* [SET PROBLEM]: Every line that contains the word "would" should be copied.

* [EXCERPTED DATA]:
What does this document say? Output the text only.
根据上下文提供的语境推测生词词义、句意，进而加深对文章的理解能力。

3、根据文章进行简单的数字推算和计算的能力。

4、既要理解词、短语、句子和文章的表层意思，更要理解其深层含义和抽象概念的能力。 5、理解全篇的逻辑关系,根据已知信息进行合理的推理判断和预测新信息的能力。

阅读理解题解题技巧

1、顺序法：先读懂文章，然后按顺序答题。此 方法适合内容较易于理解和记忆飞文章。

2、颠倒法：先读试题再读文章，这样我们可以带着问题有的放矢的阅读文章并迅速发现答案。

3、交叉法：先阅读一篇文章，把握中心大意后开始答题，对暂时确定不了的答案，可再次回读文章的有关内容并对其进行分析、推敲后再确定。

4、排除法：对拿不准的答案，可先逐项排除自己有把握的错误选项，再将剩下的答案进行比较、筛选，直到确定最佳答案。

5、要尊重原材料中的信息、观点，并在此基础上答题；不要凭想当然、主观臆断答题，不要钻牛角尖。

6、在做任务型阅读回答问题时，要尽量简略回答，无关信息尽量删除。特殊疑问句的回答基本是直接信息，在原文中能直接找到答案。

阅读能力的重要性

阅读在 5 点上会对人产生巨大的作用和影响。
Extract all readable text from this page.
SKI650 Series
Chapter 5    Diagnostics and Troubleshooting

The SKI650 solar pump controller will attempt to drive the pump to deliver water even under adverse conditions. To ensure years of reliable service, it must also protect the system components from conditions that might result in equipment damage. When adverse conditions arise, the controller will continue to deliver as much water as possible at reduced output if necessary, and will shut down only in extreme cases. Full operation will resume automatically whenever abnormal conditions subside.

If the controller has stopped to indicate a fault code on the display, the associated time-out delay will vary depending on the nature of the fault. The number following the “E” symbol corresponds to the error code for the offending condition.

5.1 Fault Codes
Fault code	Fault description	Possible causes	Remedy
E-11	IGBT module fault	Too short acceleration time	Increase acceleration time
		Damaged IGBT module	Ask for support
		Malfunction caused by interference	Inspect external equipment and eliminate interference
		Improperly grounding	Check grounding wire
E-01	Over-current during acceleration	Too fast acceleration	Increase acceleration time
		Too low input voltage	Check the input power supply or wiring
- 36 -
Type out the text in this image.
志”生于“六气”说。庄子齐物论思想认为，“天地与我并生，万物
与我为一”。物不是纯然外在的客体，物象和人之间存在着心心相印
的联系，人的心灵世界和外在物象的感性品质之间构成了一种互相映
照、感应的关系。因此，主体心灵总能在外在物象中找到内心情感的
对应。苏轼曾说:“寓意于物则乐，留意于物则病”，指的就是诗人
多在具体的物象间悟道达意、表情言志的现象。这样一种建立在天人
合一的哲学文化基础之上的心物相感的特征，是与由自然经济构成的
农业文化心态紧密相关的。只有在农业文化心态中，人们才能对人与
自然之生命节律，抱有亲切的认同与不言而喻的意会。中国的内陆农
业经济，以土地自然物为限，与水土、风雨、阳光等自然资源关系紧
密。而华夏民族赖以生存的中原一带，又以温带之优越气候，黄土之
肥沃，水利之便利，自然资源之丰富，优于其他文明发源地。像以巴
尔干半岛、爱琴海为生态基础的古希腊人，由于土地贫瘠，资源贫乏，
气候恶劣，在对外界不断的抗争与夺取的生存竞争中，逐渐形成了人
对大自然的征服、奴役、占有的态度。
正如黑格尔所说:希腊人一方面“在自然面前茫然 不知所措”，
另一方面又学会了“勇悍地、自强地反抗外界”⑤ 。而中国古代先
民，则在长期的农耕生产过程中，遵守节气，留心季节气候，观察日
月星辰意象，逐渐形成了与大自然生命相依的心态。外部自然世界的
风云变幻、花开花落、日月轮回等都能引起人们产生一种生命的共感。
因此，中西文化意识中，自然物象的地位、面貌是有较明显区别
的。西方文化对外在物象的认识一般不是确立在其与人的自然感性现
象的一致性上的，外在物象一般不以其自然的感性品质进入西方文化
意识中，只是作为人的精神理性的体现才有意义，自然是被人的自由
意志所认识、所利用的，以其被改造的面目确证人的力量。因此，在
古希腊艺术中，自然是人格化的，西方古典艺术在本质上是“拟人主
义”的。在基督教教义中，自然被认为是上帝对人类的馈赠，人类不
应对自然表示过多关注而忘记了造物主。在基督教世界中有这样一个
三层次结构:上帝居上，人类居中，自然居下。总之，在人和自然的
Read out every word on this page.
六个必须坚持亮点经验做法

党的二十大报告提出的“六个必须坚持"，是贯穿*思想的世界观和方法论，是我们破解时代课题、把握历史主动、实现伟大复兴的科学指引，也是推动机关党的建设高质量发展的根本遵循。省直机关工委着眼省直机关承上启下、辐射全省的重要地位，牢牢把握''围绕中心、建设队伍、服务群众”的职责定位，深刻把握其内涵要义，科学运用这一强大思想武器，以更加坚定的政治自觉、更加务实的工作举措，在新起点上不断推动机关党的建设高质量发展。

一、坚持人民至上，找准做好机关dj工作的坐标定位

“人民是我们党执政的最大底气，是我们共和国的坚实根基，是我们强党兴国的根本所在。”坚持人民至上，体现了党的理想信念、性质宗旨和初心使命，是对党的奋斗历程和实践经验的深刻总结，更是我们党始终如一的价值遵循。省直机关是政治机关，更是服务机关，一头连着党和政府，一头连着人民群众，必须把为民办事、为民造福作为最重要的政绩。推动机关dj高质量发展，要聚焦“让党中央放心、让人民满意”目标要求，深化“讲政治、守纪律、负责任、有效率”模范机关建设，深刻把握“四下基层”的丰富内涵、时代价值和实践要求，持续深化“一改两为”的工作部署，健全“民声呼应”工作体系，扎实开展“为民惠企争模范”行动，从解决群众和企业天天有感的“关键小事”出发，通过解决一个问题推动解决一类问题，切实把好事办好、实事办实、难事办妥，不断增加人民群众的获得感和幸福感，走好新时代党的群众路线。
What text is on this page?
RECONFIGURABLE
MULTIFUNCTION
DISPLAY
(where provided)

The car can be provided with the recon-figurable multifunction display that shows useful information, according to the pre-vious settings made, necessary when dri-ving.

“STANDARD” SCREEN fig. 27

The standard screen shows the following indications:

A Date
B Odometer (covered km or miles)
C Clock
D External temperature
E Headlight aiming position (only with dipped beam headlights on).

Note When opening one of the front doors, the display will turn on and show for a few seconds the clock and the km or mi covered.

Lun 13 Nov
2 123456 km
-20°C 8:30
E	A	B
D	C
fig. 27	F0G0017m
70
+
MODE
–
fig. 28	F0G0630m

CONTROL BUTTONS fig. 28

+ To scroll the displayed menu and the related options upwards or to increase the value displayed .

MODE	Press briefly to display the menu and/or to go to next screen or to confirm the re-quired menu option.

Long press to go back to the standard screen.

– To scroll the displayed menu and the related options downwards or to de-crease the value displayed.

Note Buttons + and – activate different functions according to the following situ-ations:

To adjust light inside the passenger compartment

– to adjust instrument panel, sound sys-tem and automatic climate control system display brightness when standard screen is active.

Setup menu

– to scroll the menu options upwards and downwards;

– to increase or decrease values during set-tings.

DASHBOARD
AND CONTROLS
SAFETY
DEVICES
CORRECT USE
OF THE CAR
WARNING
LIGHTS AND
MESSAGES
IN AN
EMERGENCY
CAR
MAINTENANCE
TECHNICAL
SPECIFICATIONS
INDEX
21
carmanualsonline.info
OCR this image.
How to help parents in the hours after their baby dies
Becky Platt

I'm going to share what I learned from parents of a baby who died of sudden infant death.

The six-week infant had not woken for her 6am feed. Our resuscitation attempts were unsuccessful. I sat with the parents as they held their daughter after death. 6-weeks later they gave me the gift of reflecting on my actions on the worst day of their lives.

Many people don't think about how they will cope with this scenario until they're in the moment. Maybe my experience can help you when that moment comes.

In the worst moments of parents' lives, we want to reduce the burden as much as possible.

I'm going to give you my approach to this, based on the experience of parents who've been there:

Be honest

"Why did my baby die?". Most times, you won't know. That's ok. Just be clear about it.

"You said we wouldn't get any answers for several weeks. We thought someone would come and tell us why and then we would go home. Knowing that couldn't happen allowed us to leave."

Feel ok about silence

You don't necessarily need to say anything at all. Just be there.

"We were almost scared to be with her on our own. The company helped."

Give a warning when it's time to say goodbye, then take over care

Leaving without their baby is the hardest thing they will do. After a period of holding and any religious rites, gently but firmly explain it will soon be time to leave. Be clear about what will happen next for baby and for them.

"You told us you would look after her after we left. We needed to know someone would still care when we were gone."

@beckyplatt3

* [TASK ANSWER]:
"You said we wouldn't get any answers for several weeks. We thought someone would come and tell us why and then we would go home. Knowing that couldn't happen allowed us to leave."
"You told us you would look after her after we left. We needed to know someone would still care when we were gone."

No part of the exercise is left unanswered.